**WHAT IS EXPECTED**
Output all of the records exactly as written.

(Extracted data entries)
################

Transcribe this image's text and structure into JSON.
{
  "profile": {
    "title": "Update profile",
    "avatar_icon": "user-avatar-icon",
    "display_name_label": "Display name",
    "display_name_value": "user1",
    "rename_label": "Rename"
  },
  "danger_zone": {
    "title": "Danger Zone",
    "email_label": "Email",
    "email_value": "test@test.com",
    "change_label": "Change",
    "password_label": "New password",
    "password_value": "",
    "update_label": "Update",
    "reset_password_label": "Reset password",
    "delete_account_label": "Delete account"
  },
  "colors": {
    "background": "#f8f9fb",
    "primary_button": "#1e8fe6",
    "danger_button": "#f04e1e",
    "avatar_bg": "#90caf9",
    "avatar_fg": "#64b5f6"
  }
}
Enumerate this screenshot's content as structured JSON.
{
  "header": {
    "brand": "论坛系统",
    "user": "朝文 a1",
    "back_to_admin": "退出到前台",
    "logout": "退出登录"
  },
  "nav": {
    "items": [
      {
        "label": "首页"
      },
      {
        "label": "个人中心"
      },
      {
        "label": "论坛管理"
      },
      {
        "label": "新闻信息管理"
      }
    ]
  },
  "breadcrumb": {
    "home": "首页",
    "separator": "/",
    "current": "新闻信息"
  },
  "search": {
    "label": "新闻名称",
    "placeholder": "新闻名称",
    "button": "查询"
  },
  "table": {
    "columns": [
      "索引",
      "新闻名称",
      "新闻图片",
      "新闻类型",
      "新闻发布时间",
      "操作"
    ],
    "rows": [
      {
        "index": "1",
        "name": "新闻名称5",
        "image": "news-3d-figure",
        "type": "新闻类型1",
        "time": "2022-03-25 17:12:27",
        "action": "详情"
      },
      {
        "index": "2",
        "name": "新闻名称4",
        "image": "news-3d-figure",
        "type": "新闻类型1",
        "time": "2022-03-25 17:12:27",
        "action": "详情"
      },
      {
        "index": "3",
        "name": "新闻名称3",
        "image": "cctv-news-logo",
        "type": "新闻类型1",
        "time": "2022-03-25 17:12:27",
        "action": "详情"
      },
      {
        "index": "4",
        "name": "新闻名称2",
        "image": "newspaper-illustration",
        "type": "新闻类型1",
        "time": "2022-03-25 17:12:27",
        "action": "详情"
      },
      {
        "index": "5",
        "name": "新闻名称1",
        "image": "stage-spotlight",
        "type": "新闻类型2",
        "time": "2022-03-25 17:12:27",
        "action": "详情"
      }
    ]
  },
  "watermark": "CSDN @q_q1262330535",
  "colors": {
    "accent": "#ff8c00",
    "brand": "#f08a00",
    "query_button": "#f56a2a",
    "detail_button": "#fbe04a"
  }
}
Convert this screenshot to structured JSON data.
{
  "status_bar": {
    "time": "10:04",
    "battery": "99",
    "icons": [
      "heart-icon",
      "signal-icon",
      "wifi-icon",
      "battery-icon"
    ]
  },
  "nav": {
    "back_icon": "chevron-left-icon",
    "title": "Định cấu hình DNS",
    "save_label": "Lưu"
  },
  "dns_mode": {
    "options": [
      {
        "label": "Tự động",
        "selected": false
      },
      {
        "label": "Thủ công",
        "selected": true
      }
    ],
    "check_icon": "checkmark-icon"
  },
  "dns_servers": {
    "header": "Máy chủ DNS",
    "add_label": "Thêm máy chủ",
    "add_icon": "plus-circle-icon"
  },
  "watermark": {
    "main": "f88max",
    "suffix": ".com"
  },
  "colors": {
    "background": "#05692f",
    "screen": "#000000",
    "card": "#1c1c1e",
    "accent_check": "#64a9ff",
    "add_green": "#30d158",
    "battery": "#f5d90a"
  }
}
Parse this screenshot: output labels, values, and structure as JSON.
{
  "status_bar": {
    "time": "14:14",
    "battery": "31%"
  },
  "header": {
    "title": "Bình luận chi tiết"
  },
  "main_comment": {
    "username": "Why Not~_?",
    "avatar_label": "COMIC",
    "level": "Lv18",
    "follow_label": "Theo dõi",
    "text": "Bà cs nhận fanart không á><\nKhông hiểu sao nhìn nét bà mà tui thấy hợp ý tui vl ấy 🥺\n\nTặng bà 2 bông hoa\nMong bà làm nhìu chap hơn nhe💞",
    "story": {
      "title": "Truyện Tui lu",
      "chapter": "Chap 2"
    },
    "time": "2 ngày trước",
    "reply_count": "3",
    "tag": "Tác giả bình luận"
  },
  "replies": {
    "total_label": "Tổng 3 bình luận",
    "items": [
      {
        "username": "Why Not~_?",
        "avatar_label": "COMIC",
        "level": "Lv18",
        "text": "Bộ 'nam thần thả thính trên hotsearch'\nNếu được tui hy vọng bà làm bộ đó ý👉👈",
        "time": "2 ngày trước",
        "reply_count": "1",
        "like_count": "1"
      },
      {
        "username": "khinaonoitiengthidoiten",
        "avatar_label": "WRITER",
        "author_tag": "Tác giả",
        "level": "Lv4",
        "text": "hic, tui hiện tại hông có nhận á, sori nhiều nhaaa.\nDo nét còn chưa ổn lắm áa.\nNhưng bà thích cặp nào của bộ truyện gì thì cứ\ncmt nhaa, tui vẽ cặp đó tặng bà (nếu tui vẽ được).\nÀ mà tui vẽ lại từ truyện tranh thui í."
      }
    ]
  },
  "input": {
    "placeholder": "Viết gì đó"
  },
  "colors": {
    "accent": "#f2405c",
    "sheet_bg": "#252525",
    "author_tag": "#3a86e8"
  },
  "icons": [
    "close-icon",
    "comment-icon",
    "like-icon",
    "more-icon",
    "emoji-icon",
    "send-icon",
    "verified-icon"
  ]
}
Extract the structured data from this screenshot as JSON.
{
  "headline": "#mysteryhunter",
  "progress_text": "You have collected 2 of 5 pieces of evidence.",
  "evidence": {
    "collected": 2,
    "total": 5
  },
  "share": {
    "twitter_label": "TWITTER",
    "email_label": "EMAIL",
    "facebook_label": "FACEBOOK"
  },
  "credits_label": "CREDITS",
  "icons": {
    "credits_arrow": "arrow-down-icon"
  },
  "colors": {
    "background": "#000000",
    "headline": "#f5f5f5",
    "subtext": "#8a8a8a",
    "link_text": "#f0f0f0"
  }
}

################

**SOLUTION FOR THIS PROBLEM**
Transcribe this image's text and structure into JSON.
{
  "profile": {
    "title": "Update profile",
    "avatar_icon": "user-avatar-icon",
    "display_name_label": "Display name",
    "display_name_value": "user1",
    "rename_label": "Rename"
  },
  "danger_zone": {
    "title": "Danger Zone",
    "email_label": "Email",
    "email_value": "test@test.com",
    "change_label": "Change",
    "password_label": "New password",
    "password_value": "",
    "update_label": "Update",
    "reset_password_label": "Reset password",
    "delete_account_label": "Delete account"
  },
  "colors": {
    "background": "#f8f9fb",
    "primary_button": "#1e8fe6",
    "danger_button": "#f04e1e",
    "avatar_bg": "#90caf9",
    "avatar_fg": "#64b5f6"
  }
}
Enumerate this screenshot's content as structured JSON.
{
  "header": {
    "brand": "论坛系统",
    "user": "朝文 a1",
    "back_to_admin": "退出到前台",
    "logout": "退出登录"
  },
  "nav": {
    "items": [
      {
        "label": "首页"
      },
      {
        "label": "个人中心"
      },
      {
        "label": "论坛管理"
      },
      {
        "label": "新闻信息管理"
      }
    ]
  },
  "breadcrumb": {
    "home": "首页",
    "separator": "/",
    "current": "新闻信息"
  },
  "search": {
    "label": "新闻名称",
    "placeholder": "新闻名称",
    "button": "查询"
  },
  "table": {
    "columns": [
      "索引",
      "新闻名称",
      "新闻图片",
      "新闻类型",
      "新闻发布时间",
      "操作"
    ],
    "rows": [
      {
        "index": "1",
        "name": "新闻名称5",
        "image": "news-3d-figure",
        "type": "新闻类型1",
        "time": "2022-03-25 17:12:27",
        "action": "详情"
      },
      {
        "index": "2",
        "name": "新闻名称4",
        "image": "news-3d-figure",
        "type": "新闻类型1",
        "time": "2022-03-25 17:12:27",
        "action": "详情"
      },
      {
        "index": "3",
        "name": "新闻名称3",
        "image": "cctv-news-logo",
        "type": "新闻类型1",
        "time": "2022-03-25 17:12:27",
        "action": "详情"
      },
      {
        "index": "4",
        "name": "新闻名称2",
        "image": "newspaper-illustration",
        "type": "新闻类型1",
        "time": "2022-03-25 17:12:27",
        "action": "详情"
      },
      {
        "index": "5",
        "name": "新闻名称1",
        "image": "stage-spotlight",
        "type": "新闻类型2",
        "time": "2022-03-25 17:12:27",
        "action": "详情"
      }
    ]
  },
  "watermark": "CSDN @q_q1262330535",
  "colors": {
    "accent": "#ff8c00",
    "brand": "#f08a00",
    "query_button": "#f56a2a",
    "detail_button": "#fbe04a"
  }
}
Convert this screenshot to structured JSON data.
{
  "status_bar": {
    "time": "10:04",
    "battery": "99",
    "icons": [
      "heart-icon",
      "signal-icon",
      "wifi-icon",
      "battery-icon"
    ]
  },
  "nav": {
    "back_icon": "chevron-left-icon",
    "title": "Định cấu hình DNS",
    "save_label": "Lưu"
  },
  "dns_mode": {
    "options": [
      {
        "label": "Tự động",
        "selected": false
      },
      {
        "label": "Thủ công",
        "selected": true
      }
    ],
    "check_icon": "checkmark-icon"
  },
  "dns_servers": {
    "header": "Máy chủ DNS",
    "add_label": "Thêm máy chủ",
    "add_icon": "plus-circle-icon"
  },
  "watermark": {
    "main": "f88max",
    "suffix": ".com"
  },
  "colors": {
    "background": "#05692f",
    "screen": "#000000",
    "card": "#1c1c1e",
    "accent_check": "#64a9ff",
    "add_green": "#30d158",
    "battery": "#f5d90a"
  }
}
Parse this screenshot: output labels, values, and structure as JSON.
{
  "status_bar": {
    "time": "14:14",
    "battery": "31%"
  },
  "header": {
    "title": "Bình luận chi tiết"
  },
  "main_comment": {
    "username": "Why Not~_?",
    "avatar_label": "COMIC",
    "level": "Lv18",
    "follow_label": "Theo dõi",
    "text": "Bà cs nhận fanart không á><\nKhông hiểu sao nhìn nét bà mà tui thấy hợp ý tui vl ấy 🥺\n\nTặng bà 2 bông hoa\nMong bà làm nhìu chap hơn nhe💞",
    "story": {
      "title": "Truyện Tui lu",
      "chapter": "Chap 2"
    },
    "time": "2 ngày trước",
    "reply_count": "3",
    "tag": "Tác giả bình luận"
  },
  "replies": {
    "total_label": "Tổng 3 bình luận",
    "items": [
      {
        "username": "Why Not~_?",
        "avatar_label": "COMIC",
        "level": "Lv18",
        "text": "Bộ 'nam thần thả thính trên hotsearch'\nNếu được tui hy vọng bà làm bộ đó ý👉👈",
        "time": "2 ngày trước",
        "reply_count": "1",
        "like_count": "1"
      },
      {
        "username": "khinaonoitiengthidoiten",
        "avatar_label": "WRITER",
        "author_tag": "Tác giả",
        "level": "Lv4",
        "text": "hic, tui hiện tại hông có nhận á, sori nhiều nhaaa.\nDo nét còn chưa ổn lắm áa.\nNhưng bà thích cặp nào của bộ truyện gì thì cứ\ncmt nhaa, tui vẽ cặp đó tặng bà (nếu tui vẽ được).\nÀ mà tui vẽ lại từ truyện tranh thui í."
      }
    ]
  },
  "input": {
    "placeholder": "Viết gì đó"
  },
  "colors": {
    "accent": "#f2405c",
    "sheet_bg": "#252525",
    "author_tag": "#3a86e8"
  },
  "icons": [
    "close-icon",
    "comment-icon",
    "like-icon",
    "more-icon",
    "emoji-icon",
    "send-icon",
    "verified-icon"
  ]
}
Extract the structured data from this screenshot as JSON.
{
  "headline": "#mysteryhunter",
  "progress_text": "You have collected 2 of 5 pieces of evidence.",
  "evidence": {
    "collected": 2,
    "total": 5
  },
  "share": {
    "twitter_label": "TWITTER",
    "email_label": "EMAIL",
    "facebook_label": "FACEBOOK"
  },
  "credits_label": "CREDITS",
  "icons": {
    "credits_arrow": "arrow-down-icon"
  },
  "colors": {
    "background": "#000000",
    "headline": "#f5f5f5",
    "subtext": "#8a8a8a",
    "link_text": "#f0f0f0"
  }
}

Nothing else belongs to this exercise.